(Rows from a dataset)

§ §

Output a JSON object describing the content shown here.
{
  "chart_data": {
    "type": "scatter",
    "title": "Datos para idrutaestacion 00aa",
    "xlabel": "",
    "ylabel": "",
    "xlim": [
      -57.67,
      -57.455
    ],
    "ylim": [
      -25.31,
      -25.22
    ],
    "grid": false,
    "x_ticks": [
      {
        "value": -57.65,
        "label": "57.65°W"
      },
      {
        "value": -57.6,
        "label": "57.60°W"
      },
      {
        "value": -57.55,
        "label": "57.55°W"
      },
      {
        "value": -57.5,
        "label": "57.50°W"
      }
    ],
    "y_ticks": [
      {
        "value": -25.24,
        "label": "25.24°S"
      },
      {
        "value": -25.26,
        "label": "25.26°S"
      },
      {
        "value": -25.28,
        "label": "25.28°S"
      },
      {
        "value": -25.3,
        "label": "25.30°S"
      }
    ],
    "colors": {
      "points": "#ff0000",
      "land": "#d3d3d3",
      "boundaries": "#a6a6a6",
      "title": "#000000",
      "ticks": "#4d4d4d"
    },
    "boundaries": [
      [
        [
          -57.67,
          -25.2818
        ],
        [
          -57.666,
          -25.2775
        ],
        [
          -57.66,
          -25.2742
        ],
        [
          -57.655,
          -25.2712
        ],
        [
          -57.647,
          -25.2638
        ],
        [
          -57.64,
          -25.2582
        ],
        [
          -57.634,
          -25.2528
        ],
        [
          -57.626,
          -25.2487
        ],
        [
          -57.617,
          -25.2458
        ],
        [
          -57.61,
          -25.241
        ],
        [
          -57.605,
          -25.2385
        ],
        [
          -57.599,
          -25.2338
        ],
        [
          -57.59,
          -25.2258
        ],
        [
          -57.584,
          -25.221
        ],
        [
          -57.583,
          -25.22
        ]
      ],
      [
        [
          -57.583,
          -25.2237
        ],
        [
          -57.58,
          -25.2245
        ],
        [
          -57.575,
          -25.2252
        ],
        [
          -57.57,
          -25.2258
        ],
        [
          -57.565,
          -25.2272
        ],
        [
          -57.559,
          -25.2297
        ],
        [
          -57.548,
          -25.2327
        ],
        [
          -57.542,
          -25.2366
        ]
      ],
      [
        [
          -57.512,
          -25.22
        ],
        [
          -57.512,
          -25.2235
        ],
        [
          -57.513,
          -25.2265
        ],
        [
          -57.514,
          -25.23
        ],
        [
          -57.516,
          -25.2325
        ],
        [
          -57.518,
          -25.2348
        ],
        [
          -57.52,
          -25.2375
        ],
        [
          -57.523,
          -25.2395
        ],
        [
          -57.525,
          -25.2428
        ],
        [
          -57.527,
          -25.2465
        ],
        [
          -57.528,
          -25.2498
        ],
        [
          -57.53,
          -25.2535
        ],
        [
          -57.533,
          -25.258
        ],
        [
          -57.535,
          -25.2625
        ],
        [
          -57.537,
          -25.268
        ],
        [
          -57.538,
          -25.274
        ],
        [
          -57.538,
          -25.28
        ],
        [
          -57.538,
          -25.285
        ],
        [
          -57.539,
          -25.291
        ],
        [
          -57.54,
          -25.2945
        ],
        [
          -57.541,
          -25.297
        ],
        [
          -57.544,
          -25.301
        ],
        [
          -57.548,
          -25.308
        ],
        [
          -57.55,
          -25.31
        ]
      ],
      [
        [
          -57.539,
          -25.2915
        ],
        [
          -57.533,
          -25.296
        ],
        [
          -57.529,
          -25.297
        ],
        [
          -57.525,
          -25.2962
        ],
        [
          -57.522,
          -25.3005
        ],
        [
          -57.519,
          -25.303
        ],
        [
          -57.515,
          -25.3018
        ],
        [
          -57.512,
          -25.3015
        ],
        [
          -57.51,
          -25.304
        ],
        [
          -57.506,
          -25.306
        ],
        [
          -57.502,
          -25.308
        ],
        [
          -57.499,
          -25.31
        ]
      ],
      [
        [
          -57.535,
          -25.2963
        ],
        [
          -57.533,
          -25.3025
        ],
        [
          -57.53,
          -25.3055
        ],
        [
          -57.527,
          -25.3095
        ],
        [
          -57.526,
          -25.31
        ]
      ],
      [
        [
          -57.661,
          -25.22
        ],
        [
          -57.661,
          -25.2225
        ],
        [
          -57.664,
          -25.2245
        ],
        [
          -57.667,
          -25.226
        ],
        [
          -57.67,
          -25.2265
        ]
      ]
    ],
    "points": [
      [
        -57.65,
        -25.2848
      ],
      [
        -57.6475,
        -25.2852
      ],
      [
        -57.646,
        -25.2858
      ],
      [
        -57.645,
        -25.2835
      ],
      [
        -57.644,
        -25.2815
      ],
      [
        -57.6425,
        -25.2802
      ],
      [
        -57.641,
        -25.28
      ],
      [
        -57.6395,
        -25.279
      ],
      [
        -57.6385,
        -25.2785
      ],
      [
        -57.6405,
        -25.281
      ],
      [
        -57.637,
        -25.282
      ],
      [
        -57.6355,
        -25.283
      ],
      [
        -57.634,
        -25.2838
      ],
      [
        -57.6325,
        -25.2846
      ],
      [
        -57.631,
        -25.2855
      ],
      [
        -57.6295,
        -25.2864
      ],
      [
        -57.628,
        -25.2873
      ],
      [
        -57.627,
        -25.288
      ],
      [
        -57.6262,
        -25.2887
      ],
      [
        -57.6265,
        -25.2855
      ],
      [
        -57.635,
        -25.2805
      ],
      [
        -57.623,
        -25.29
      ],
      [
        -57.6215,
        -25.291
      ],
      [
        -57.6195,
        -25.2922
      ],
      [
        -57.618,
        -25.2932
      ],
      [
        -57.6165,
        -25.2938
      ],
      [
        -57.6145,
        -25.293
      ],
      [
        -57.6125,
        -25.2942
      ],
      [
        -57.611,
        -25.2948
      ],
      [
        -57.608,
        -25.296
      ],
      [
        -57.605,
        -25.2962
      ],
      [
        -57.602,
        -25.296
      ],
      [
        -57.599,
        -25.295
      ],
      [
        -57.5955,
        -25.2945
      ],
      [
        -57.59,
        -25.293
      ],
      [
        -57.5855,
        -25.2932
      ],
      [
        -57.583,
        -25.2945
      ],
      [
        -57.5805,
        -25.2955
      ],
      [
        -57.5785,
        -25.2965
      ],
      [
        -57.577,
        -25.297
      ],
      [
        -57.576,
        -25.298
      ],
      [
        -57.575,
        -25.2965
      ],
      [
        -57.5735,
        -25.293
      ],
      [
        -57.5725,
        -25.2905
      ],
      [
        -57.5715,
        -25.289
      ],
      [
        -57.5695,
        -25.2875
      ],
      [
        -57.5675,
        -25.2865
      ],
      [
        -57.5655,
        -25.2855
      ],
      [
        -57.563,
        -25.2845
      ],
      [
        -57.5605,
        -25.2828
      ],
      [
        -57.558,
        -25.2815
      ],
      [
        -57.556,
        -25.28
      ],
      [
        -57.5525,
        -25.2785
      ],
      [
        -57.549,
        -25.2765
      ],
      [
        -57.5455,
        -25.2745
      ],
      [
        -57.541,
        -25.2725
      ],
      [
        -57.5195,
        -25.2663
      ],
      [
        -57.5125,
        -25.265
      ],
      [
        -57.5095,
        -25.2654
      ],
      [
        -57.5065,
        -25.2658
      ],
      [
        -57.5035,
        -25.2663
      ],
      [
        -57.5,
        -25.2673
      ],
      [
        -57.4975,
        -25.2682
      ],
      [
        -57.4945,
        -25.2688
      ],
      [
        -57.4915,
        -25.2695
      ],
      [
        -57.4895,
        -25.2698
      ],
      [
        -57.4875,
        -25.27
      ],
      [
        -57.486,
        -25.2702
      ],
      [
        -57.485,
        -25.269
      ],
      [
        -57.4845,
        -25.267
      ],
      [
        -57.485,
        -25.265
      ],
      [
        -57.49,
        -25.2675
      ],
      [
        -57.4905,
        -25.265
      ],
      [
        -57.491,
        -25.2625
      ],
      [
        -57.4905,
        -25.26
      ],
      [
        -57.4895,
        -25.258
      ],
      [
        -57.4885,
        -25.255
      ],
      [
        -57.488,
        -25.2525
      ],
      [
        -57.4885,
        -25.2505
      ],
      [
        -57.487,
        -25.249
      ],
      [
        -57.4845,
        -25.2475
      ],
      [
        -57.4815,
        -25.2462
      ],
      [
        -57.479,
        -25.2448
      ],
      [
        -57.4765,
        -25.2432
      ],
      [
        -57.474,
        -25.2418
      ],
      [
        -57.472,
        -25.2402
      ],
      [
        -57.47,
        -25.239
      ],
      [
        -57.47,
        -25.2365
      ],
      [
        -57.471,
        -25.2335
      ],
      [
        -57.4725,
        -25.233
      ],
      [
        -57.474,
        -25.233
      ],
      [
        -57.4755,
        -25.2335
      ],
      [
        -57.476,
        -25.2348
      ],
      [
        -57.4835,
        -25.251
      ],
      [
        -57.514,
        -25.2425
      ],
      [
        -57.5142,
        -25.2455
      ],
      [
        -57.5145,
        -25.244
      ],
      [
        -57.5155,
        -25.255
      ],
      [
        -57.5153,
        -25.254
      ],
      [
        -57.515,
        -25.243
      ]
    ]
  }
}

§ §

(Goal) Identify all lines where the word "value" shows up. Copy them.

(Exercise result)
        "value": -57.65,
        "value": -57.6,
        "value": -57.55,
        "value": -57.5,
        "value": -25.24,
        "value": -25.26,
        "value": -25.28,
        "value": -25.3,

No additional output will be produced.